- [Directive] Work out how many lines have "title" in them. Give only that number.

+--

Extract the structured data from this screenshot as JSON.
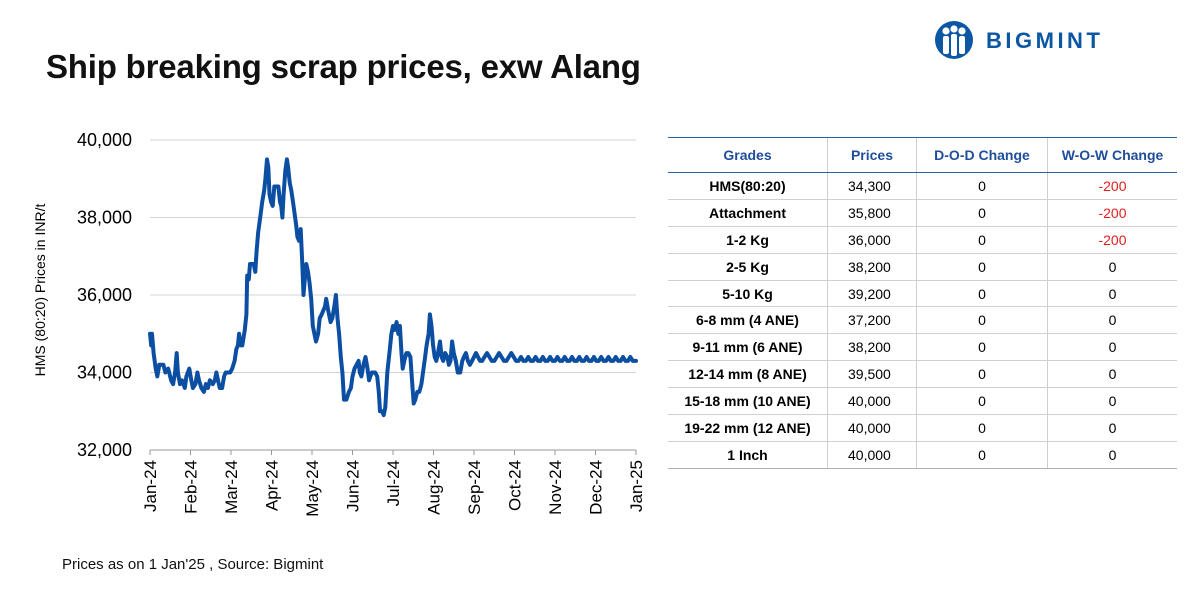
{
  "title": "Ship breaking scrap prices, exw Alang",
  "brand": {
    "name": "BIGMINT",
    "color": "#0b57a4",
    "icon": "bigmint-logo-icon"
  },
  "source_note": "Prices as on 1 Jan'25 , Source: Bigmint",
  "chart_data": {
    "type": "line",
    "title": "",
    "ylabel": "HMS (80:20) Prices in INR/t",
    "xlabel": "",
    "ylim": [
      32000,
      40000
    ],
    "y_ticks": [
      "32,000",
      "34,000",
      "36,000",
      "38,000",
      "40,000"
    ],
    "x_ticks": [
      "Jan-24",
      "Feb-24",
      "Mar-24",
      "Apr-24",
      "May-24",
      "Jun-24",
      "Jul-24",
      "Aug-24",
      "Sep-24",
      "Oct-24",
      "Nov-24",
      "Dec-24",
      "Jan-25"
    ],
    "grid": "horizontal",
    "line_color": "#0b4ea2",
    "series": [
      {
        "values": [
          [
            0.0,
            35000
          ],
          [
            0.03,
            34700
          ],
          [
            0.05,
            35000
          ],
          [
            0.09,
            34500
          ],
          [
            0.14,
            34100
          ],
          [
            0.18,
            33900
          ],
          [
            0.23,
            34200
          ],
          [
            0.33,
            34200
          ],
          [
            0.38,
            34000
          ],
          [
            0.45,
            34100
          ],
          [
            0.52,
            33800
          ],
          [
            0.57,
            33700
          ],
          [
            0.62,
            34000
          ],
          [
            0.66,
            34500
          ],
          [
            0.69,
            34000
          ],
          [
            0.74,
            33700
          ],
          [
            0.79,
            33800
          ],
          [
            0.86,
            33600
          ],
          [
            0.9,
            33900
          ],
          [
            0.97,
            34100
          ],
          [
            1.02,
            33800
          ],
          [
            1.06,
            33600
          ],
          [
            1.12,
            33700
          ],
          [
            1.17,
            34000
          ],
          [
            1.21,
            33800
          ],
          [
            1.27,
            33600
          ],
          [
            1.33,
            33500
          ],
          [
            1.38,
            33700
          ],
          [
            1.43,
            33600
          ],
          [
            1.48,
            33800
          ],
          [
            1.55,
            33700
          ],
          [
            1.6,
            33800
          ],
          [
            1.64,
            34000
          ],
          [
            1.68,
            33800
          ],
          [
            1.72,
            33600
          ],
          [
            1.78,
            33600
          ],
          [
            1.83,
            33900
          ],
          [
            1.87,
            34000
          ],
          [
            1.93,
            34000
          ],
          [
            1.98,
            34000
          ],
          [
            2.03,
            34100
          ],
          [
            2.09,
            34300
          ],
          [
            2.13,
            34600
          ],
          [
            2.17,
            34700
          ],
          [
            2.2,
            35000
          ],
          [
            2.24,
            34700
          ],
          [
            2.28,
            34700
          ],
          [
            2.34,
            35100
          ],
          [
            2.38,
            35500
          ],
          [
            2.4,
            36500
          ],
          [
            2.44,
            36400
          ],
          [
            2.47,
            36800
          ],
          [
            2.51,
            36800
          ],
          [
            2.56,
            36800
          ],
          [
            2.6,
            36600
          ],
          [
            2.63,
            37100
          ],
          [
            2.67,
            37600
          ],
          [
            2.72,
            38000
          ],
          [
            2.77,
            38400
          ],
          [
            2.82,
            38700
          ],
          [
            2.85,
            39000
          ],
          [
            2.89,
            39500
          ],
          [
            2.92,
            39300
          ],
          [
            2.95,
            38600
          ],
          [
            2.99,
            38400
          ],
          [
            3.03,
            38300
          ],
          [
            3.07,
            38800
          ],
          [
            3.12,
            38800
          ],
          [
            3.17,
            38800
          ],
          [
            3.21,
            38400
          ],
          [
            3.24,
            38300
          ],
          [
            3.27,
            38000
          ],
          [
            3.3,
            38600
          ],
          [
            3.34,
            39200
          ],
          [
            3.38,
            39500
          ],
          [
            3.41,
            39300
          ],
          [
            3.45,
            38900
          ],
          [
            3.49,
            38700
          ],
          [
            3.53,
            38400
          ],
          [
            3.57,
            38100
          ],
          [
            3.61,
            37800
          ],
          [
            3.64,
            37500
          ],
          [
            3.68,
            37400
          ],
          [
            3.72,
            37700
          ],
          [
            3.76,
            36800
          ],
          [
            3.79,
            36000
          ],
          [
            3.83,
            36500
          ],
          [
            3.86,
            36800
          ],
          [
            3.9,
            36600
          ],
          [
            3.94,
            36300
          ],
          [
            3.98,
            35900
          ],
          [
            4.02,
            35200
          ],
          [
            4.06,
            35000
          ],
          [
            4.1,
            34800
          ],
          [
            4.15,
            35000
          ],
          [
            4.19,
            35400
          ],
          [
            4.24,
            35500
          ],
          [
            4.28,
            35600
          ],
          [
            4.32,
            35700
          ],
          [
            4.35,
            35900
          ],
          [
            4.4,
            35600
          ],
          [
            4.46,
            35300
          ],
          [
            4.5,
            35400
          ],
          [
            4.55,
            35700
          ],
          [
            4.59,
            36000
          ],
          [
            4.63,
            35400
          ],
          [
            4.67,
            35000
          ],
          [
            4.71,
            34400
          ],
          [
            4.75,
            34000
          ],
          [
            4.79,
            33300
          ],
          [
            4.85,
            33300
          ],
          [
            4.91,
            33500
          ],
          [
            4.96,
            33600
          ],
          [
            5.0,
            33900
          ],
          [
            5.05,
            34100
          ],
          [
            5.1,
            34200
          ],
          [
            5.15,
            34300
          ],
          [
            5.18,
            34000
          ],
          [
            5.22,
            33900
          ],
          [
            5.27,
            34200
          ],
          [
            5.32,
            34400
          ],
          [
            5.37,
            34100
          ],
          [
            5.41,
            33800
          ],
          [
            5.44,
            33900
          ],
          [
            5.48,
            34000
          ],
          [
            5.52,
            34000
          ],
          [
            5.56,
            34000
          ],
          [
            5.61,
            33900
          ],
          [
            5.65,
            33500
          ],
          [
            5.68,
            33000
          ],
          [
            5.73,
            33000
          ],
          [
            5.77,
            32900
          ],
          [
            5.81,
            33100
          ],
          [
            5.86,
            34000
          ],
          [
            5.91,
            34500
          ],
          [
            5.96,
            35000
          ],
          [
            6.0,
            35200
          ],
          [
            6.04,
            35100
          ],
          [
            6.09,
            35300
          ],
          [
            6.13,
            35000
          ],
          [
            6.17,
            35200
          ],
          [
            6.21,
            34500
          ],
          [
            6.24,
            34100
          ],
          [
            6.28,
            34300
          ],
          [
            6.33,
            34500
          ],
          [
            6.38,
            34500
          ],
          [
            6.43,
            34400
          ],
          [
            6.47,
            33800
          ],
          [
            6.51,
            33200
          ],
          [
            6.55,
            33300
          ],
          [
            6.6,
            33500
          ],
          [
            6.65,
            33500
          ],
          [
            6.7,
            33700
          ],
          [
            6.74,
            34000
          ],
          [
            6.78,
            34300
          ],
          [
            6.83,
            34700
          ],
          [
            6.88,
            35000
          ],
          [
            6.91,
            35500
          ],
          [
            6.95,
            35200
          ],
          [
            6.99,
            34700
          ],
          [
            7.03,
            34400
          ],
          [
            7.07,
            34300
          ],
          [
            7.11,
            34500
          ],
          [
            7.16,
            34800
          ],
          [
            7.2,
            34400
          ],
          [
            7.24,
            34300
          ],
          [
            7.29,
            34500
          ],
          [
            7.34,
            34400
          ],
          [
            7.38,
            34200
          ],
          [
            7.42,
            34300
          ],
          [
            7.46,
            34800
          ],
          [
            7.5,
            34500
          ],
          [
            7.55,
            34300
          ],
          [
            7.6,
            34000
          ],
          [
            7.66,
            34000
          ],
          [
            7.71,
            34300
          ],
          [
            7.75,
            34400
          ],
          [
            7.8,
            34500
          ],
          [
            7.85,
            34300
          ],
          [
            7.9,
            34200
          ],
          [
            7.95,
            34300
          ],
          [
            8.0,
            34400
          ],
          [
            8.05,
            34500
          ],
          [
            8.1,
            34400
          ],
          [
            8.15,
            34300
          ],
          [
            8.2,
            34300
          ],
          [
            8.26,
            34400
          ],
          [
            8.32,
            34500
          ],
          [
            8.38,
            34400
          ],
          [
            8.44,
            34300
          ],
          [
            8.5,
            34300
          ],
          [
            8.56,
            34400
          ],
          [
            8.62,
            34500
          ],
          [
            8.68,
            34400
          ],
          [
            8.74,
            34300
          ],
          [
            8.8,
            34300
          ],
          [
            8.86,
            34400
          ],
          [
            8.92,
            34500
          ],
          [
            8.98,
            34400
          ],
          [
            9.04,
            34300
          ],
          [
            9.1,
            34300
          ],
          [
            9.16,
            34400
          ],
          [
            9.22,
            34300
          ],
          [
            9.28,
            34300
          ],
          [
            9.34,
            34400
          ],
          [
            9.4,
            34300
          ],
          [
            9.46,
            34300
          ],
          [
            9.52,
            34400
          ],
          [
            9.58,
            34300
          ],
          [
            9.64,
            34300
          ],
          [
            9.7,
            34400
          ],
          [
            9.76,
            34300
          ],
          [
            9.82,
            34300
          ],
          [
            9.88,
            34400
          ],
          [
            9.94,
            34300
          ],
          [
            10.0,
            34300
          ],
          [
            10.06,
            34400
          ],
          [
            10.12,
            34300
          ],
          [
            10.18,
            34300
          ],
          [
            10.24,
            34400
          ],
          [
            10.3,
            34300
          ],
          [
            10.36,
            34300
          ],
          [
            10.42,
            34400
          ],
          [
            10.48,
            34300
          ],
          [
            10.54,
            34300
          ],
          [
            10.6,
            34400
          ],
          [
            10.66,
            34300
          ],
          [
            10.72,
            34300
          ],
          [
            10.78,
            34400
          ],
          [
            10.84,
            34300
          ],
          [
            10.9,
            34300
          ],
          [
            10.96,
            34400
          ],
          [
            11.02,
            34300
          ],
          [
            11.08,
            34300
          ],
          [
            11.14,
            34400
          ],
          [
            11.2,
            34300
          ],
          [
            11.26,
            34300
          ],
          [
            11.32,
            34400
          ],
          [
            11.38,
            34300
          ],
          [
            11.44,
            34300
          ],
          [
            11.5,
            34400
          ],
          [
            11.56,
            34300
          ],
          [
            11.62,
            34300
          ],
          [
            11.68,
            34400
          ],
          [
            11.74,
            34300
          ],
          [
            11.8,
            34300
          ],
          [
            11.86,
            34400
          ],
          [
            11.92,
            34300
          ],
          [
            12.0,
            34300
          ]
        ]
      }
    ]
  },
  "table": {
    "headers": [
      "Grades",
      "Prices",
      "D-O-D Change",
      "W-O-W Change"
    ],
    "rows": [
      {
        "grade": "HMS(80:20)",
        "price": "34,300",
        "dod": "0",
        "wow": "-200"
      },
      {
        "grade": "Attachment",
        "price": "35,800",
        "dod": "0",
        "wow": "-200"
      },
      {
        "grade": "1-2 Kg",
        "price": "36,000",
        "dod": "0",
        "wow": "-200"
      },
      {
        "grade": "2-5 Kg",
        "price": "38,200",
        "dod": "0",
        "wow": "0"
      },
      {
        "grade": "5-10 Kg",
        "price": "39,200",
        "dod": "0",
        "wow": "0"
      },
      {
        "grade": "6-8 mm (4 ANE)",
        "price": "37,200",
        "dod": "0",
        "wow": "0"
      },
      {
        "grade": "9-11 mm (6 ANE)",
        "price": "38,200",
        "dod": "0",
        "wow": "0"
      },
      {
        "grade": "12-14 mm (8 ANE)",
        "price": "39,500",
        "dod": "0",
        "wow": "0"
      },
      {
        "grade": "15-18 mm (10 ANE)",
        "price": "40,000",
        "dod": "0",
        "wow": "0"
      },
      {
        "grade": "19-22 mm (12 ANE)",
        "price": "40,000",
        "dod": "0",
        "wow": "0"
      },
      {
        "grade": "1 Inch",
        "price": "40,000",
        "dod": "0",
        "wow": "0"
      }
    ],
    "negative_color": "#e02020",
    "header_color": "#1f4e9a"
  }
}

+--

- [Full response] 2